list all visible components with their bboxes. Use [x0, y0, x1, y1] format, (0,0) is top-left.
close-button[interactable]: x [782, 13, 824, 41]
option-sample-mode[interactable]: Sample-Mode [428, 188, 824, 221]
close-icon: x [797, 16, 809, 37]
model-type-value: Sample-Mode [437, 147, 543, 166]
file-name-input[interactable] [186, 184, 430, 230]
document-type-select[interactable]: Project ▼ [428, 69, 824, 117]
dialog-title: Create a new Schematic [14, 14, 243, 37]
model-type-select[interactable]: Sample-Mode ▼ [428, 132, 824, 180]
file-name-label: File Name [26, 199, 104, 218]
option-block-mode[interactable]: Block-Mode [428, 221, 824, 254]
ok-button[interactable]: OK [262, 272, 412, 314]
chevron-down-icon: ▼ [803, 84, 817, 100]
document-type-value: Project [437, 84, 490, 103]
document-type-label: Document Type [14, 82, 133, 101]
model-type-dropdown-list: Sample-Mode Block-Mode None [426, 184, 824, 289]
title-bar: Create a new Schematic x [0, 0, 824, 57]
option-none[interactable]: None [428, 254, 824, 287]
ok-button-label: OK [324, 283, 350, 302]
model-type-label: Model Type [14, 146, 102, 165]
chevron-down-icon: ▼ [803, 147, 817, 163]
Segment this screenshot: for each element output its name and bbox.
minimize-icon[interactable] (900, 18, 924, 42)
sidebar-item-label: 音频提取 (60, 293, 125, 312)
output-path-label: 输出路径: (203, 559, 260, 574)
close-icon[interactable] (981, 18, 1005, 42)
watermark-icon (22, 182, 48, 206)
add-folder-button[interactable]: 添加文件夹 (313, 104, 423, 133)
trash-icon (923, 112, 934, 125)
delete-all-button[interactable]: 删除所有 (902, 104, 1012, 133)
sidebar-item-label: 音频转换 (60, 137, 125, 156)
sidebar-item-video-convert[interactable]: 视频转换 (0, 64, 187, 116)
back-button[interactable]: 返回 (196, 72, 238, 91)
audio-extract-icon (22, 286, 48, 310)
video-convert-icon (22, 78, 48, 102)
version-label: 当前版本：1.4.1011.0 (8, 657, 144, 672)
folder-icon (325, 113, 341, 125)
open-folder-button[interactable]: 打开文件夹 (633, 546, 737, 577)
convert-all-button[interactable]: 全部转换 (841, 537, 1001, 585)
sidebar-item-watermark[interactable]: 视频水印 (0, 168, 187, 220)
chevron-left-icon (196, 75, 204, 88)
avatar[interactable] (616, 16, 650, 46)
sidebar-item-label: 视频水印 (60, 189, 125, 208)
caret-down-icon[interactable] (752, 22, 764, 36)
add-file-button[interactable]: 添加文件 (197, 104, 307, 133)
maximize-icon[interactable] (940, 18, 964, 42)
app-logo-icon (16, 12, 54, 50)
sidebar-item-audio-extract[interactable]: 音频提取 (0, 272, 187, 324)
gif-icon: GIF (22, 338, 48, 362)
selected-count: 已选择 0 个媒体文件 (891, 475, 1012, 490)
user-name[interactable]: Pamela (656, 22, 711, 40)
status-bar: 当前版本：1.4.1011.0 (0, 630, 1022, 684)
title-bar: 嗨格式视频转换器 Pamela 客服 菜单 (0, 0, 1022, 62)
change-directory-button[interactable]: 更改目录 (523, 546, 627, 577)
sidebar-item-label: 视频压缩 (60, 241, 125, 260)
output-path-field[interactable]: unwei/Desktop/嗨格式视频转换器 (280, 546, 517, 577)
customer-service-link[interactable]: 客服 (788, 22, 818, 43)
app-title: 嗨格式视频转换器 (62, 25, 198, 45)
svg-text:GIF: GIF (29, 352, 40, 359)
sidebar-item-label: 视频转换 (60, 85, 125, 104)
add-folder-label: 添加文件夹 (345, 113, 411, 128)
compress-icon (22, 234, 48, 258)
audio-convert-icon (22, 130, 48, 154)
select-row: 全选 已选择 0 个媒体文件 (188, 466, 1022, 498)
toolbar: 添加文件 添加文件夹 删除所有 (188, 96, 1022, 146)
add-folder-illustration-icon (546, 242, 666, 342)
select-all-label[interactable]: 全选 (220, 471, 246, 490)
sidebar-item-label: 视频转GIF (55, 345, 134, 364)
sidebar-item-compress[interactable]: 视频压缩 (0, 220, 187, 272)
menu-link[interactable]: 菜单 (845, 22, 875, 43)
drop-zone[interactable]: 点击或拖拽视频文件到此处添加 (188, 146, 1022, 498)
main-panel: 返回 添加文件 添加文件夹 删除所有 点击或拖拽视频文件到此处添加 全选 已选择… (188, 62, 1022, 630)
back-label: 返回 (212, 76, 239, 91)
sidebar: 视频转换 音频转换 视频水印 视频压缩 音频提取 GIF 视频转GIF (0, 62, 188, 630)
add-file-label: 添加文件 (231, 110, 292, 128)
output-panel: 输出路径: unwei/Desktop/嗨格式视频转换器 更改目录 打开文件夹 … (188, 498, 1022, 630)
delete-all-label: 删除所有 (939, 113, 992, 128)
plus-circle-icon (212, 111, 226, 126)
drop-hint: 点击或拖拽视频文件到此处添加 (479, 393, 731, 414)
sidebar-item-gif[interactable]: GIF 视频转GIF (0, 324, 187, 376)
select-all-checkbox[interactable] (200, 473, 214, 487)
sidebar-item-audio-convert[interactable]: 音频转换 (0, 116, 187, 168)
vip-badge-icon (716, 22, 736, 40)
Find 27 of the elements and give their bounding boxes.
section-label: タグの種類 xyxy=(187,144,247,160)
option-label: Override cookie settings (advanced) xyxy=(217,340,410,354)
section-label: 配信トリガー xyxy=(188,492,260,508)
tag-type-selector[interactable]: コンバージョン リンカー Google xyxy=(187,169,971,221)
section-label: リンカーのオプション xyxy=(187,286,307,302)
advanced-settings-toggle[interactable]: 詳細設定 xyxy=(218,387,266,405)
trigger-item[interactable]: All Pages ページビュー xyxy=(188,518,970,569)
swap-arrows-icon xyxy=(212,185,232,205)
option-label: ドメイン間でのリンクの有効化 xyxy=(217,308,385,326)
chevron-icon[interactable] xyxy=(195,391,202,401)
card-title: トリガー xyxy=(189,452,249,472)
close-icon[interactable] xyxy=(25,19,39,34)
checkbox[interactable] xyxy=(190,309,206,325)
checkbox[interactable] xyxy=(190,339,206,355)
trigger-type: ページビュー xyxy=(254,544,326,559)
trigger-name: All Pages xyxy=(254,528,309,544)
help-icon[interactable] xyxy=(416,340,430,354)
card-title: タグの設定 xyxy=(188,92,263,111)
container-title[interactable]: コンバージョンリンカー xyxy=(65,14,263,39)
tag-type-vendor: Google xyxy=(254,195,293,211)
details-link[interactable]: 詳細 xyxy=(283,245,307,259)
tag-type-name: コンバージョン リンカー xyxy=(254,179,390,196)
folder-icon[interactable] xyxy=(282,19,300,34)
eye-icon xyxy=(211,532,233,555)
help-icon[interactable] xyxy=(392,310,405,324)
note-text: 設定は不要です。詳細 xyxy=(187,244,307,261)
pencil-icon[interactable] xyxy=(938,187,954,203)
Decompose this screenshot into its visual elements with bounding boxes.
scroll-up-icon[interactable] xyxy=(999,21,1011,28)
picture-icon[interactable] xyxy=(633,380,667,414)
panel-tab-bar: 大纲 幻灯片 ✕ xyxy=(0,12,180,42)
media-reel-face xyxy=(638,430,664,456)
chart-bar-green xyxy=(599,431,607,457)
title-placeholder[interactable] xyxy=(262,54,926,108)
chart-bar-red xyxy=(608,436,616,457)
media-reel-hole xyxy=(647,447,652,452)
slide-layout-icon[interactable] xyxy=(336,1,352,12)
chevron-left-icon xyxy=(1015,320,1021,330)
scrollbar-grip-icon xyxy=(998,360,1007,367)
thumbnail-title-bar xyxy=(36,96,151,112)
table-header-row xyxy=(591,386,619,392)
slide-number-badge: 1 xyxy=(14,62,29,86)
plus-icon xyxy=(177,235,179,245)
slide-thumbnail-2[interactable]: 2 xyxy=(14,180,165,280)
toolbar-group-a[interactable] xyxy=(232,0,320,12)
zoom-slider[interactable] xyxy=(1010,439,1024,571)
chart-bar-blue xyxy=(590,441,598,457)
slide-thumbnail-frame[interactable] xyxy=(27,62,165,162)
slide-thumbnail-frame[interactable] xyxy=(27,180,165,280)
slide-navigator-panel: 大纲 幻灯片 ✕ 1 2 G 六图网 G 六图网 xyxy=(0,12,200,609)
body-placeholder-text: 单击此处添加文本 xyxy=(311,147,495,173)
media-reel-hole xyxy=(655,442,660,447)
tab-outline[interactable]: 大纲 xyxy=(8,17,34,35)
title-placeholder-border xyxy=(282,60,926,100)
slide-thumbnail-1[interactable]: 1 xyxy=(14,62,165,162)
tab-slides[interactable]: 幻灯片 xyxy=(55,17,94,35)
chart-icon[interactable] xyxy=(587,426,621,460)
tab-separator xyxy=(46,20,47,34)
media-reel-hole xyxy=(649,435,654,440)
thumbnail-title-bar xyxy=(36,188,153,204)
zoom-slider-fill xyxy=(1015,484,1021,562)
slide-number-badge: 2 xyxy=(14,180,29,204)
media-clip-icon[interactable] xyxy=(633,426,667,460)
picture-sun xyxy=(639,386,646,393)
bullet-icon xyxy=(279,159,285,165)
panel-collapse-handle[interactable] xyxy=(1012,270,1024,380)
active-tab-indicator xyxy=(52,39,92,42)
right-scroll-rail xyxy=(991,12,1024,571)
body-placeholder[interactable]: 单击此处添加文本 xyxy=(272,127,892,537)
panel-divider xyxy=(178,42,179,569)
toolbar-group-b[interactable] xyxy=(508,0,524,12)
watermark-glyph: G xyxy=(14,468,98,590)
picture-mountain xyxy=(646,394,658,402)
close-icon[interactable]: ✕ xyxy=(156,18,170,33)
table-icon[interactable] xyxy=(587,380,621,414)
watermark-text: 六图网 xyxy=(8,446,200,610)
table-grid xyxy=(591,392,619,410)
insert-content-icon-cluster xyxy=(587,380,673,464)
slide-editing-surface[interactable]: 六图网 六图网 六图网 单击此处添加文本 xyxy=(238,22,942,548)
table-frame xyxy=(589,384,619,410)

--------------------------------------------------

**Challenge:** Reproduce the lines of the material from its first line through the line holding "close-icon: x [797, 16, 809, 37]", both included.

**Task result:**
list all visible components with their bboxes. Use [x0, y0, x1, y1] format, (0,0) is top-left.
close-button[interactable]: x [782, 13, 824, 41]
option-sample-mode[interactable]: Sample-Mode [428, 188, 824, 221]
close-icon: x [797, 16, 809, 37]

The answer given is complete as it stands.